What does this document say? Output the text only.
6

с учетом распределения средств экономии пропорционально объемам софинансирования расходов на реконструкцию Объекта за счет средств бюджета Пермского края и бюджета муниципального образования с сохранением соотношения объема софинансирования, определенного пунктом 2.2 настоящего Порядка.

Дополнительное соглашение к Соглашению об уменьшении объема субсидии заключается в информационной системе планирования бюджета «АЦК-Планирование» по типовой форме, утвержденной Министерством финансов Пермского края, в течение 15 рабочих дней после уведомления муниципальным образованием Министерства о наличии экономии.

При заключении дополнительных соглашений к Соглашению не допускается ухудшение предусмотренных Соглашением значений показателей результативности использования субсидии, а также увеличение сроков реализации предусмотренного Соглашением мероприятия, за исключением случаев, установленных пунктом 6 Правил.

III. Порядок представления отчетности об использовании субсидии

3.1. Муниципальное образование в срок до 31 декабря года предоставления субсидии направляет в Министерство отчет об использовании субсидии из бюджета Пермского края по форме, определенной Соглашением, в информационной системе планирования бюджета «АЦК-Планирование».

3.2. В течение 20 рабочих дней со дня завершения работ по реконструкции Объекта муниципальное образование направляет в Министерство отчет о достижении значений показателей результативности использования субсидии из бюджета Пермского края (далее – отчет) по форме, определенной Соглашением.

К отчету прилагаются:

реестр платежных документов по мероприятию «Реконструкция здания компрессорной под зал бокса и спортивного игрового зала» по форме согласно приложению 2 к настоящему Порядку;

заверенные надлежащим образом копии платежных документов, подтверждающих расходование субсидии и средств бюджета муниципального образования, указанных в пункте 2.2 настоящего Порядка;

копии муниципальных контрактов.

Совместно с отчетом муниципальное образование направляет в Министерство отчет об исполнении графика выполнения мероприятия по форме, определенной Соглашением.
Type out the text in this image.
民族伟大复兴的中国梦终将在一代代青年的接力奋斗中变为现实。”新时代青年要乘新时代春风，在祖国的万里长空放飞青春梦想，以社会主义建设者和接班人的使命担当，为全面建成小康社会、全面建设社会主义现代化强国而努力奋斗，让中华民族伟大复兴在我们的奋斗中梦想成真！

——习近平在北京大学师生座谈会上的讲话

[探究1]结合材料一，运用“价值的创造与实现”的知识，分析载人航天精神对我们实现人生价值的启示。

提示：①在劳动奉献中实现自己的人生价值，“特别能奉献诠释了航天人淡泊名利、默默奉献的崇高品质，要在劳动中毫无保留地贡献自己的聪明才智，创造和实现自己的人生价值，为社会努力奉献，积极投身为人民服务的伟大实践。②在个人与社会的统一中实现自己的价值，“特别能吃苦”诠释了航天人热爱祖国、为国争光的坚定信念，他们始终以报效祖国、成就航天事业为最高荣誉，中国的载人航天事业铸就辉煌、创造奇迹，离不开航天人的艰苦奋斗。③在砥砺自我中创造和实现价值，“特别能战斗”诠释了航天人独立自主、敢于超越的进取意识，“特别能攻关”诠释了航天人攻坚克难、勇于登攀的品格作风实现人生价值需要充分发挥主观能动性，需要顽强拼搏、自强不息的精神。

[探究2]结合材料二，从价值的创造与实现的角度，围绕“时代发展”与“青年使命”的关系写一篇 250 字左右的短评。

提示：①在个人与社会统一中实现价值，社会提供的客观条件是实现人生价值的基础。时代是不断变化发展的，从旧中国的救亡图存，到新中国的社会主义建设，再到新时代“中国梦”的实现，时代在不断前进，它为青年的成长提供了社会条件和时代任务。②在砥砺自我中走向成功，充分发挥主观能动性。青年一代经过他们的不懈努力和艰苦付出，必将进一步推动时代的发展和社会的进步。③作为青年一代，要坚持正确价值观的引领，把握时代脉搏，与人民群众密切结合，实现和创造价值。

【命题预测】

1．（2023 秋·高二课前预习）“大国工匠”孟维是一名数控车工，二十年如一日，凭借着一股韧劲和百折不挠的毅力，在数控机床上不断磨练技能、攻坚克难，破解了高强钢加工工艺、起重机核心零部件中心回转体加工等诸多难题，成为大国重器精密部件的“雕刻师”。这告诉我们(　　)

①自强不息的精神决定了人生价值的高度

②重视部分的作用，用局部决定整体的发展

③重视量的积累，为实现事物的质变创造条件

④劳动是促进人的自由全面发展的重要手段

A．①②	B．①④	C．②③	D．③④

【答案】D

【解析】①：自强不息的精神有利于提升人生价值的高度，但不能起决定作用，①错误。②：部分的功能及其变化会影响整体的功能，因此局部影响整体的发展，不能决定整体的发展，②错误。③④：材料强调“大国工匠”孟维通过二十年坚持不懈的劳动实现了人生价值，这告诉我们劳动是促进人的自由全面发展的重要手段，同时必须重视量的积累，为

» **The exercise**:
The entries above must be returned in full, exactly as shown.

» **Task solution**:
What does this document say? Output the text only.
6

с учетом распределения средств экономии пропорционально объемам софинансирования расходов на реконструкцию Объекта за счет средств бюджета Пермского края и бюджета муниципального образования с сохранением соотношения объема софинансирования, определенного пунктом 2.2 настоящего Порядка.

Дополнительное соглашение к Соглашению об уменьшении объема субсидии заключается в информационной системе планирования бюджета «АЦК-Планирование» по типовой форме, утвержденной Министерством финансов Пермского края, в течение 15 рабочих дней после уведомления муниципальным образованием Министерства о наличии экономии.

При заключении дополнительных соглашений к Соглашению не допускается ухудшение предусмотренных Соглашением значений показателей результативности использования субсидии, а также увеличение сроков реализации предусмотренного Соглашением мероприятия, за исключением случаев, установленных пунктом 6 Правил.

III. Порядок представления отчетности об использовании субсидии

3.1. Муниципальное образование в срок до 31 декабря года предоставления субсидии направляет в Министерство отчет об использовании субсидии из бюджета Пермского края по форме, определенной Соглашением, в информационной системе планирования бюджета «АЦК-Планирование».

3.2. В течение 20 рабочих дней со дня завершения работ по реконструкции Объекта муниципальное образование направляет в Министерство отчет о достижении значений показателей результативности использования субсидии из бюджета Пермского края (далее – отчет) по форме, определенной Соглашением.

К отчету прилагаются:

реестр платежных документов по мероприятию «Реконструкция здания компрессорной под зал бокса и спортивного игрового зала» по форме согласно приложению 2 к настоящему Порядку;

заверенные надлежащим образом копии платежных документов, подтверждающих расходование субсидии и средств бюджета муниципального образования, указанных в пункте 2.2 настоящего Порядка;

копии муниципальных контрактов.

Совместно с отчетом муниципальное образование направляет в Министерство отчет об исполнении графика выполнения мероприятия по форме, определенной Соглашением.
Type out the text in this image.
民族伟大复兴的中国梦终将在一代代青年的接力奋斗中变为现实。”新时代青年要乘新时代春风，在祖国的万里长空放飞青春梦想，以社会主义建设者和接班人的使命担当，为全面建成小康社会、全面建设社会主义现代化强国而努力奋斗，让中华民族伟大复兴在我们的奋斗中梦想成真！

——习近平在北京大学师生座谈会上的讲话

[探究1]结合材料一，运用“价值的创造与实现”的知识，分析载人航天精神对我们实现人生价值的启示。

提示：①在劳动奉献中实现自己的人生价值，“特别能奉献诠释了航天人淡泊名利、默默奉献的崇高品质，要在劳动中毫无保留地贡献自己的聪明才智，创造和实现自己的人生价值，为社会努力奉献，积极投身为人民服务的伟大实践。②在个人与社会的统一中实现自己的价值，“特别能吃苦”诠释了航天人热爱祖国、为国争光的坚定信念，他们始终以报效祖国、成就航天事业为最高荣誉，中国的载人航天事业铸就辉煌、创造奇迹，离不开航天人的艰苦奋斗。③在砥砺自我中创造和实现价值，“特别能战斗”诠释了航天人独立自主、敢于超越的进取意识，“特别能攻关”诠释了航天人攻坚克难、勇于登攀的品格作风实现人生价值需要充分发挥主观能动性，需要顽强拼搏、自强不息的精神。

[探究2]结合材料二，从价值的创造与实现的角度，围绕“时代发展”与“青年使命”的关系写一篇 250 字左右的短评。

提示：①在个人与社会统一中实现价值，社会提供的客观条件是实现人生价值的基础。时代是不断变化发展的，从旧中国的救亡图存，到新中国的社会主义建设，再到新时代“中国梦”的实现，时代在不断前进，它为青年的成长提供了社会条件和时代任务。②在砥砺自我中走向成功，充分发挥主观能动性。青年一代经过他们的不懈努力和艰苦付出，必将进一步推动时代的发展和社会的进步。③作为青年一代，要坚持正确价值观的引领，把握时代脉搏，与人民群众密切结合，实现和创造价值。

【命题预测】

1．（2023 秋·高二课前预习）“大国工匠”孟维是一名数控车工，二十年如一日，凭借着一股韧劲和百折不挠的毅力，在数控机床上不断磨练技能、攻坚克难，破解了高强钢加工工艺、起重机核心零部件中心回转体加工等诸多难题，成为大国重器精密部件的“雕刻师”。这告诉我们(　　)

①自强不息的精神决定了人生价值的高度

②重视部分的作用，用局部决定整体的发展

③重视量的积累，为实现事物的质变创造条件

④劳动是促进人的自由全面发展的重要手段

A．①②	B．①④	C．②③	D．③④

【答案】D

【解析】①：自强不息的精神有利于提升人生价值的高度，但不能起决定作用，①错误。②：部分的功能及其变化会影响整体的功能，因此局部影响整体的发展，不能决定整体的发展，②错误。③④：材料强调“大国工匠”孟维通过二十年坚持不懈的劳动实现了人生价值，这告诉我们劳动是促进人的自由全面发展的重要手段，同时必须重视量的积累，为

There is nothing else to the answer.